# [Your task]
All of the data should be repeated exactly; pictures are not part of the copy.

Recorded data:
--- Begin ---
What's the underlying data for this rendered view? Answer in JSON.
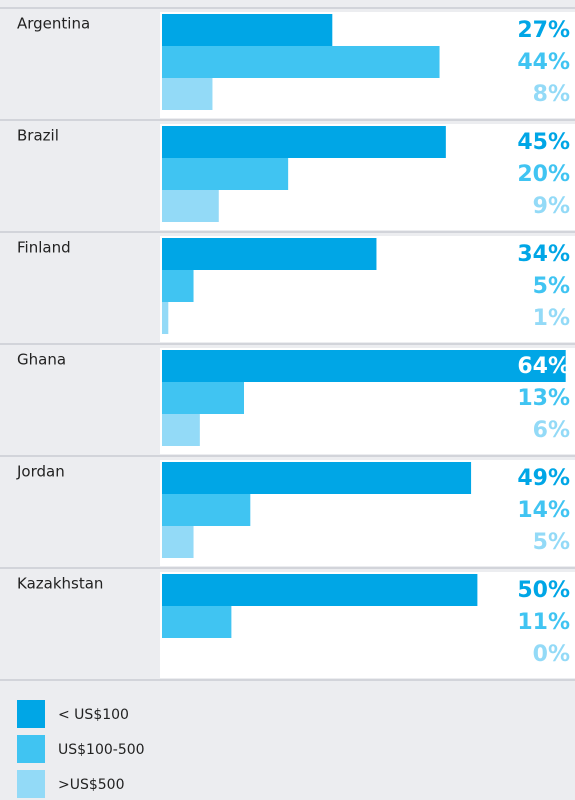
{
  "chart_data": {
    "type": "bar",
    "categories": [
      "Argentina",
      "Brazil",
      "Finland",
      "Ghana",
      "Jordan",
      "Kazakhstan"
    ],
    "series": [
      {
        "name": "< US$100",
        "color": "#00a6e6",
        "values": [
          27,
          45,
          34,
          64,
          49,
          50
        ],
        "value_labels": [
          "27%",
          "45%",
          "34%",
          "64%",
          "49%",
          "50%"
        ]
      },
      {
        "name": "US$100-500",
        "color": "#40c4f2",
        "values": [
          44,
          20,
          5,
          13,
          14,
          11
        ],
        "value_labels": [
          "44%",
          "20%",
          "5%",
          "13%",
          "14%",
          "11%"
        ]
      },
      {
        "name": ">US$500",
        "color": "#93daf7",
        "values": [
          8,
          9,
          1,
          6,
          5,
          0
        ],
        "value_labels": [
          "8%",
          "9%",
          "1%",
          "6%",
          "5%",
          "0%"
        ]
      }
    ],
    "xlim": [
      0,
      65
    ]
  }
}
--- End ---
# [Answer to this problem]
What's the underlying data for this rendered view? Answer in JSON.
{
  "chart_data": {
    "type": "bar",
    "categories": [
      "Argentina",
      "Brazil",
      "Finland",
      "Ghana",
      "Jordan",
      "Kazakhstan"
    ],
    "series": [
      {
        "name": "< US$100",
        "color": "#00a6e6",
        "values": [
          27,
          45,
          34,
          64,
          49,
          50
        ],
        "value_labels": [
          "27%",
          "45%",
          "34%",
          "64%",
          "49%",
          "50%"
        ]
      },
      {
        "name": "US$100-500",
        "color": "#40c4f2",
        "values": [
          44,
          20,
          5,
          13,
          14,
          11
        ],
        "value_labels": [
          "44%",
          "20%",
          "5%",
          "13%",
          "14%",
          "11%"
        ]
      },
      {
        "name": ">US$500",
        "color": "#93daf7",
        "values": [
          8,
          9,
          1,
          6,
          5,
          0
        ],
        "value_labels": [
          "8%",
          "9%",
          "1%",
          "6%",
          "5%",
          "0%"
        ]
      }
    ],
    "xlim": [
      0,
      65
    ]
  }
}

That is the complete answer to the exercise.